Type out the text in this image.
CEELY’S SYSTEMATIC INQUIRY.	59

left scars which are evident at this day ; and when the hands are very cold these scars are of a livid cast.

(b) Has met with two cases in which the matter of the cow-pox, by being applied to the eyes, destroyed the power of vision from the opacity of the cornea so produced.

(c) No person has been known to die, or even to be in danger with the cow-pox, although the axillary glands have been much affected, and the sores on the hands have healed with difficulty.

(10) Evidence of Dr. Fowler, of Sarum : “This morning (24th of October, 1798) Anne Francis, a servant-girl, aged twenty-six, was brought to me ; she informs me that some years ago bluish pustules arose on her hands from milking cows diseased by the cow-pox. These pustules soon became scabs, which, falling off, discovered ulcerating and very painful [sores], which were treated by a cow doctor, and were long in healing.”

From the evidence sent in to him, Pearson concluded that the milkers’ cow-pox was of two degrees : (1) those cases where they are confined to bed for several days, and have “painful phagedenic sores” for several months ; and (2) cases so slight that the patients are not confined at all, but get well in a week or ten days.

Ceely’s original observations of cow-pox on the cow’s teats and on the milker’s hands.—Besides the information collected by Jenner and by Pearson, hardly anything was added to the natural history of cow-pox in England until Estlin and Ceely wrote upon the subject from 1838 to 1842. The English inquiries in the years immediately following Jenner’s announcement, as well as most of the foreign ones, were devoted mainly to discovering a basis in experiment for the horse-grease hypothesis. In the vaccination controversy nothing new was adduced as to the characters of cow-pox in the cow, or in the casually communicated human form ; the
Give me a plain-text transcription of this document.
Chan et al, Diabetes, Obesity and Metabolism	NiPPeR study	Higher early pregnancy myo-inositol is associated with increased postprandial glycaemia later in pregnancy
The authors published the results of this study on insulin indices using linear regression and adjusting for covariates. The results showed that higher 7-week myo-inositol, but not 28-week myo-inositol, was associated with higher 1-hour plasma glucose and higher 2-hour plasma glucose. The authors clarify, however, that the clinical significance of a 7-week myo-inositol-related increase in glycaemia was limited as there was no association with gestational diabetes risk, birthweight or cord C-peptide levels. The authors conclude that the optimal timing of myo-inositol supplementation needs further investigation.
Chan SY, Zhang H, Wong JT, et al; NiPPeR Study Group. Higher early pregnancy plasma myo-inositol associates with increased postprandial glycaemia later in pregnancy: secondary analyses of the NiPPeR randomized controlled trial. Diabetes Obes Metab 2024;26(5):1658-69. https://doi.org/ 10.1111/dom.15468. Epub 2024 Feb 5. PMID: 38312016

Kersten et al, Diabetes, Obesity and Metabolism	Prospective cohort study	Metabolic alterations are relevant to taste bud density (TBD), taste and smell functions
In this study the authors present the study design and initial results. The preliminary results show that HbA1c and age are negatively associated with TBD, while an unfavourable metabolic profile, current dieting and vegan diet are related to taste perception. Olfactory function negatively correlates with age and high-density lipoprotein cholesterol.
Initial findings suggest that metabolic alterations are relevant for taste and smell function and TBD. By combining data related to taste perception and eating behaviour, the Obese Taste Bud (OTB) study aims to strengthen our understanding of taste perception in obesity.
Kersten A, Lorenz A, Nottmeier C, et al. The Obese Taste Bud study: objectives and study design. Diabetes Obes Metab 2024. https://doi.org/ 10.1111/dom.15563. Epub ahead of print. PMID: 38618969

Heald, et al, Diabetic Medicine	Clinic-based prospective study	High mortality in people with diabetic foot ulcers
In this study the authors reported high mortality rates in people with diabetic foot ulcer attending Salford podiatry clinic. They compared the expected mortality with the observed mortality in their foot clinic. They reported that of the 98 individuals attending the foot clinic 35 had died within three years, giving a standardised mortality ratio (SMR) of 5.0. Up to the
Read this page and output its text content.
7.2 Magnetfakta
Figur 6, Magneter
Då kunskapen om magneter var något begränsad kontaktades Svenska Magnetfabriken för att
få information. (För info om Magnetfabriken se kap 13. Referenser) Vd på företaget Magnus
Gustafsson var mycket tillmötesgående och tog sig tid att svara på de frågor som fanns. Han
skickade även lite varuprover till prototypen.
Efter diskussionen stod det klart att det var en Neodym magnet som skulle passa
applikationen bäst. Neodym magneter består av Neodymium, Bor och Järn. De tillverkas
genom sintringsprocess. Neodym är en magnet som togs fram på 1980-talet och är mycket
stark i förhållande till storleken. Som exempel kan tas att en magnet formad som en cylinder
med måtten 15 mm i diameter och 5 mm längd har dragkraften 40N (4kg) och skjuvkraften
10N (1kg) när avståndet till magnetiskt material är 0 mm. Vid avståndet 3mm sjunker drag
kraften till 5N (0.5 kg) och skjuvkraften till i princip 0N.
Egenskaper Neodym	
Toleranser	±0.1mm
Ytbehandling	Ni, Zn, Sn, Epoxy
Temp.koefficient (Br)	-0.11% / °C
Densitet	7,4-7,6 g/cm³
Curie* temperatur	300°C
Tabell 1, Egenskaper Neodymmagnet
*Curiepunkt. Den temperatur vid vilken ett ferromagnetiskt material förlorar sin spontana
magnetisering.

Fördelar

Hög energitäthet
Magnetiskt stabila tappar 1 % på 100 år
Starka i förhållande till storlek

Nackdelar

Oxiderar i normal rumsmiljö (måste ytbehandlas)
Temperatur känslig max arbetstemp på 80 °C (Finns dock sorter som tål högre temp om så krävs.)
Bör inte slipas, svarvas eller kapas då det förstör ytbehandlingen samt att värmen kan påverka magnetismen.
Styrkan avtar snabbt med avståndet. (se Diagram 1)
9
┄┄┄┄┄┄┄┄┄┄
> _Your task_
How many lines of the data hold the string "Metabolism"? Reply with the number alone.

> _Completed exercise_
2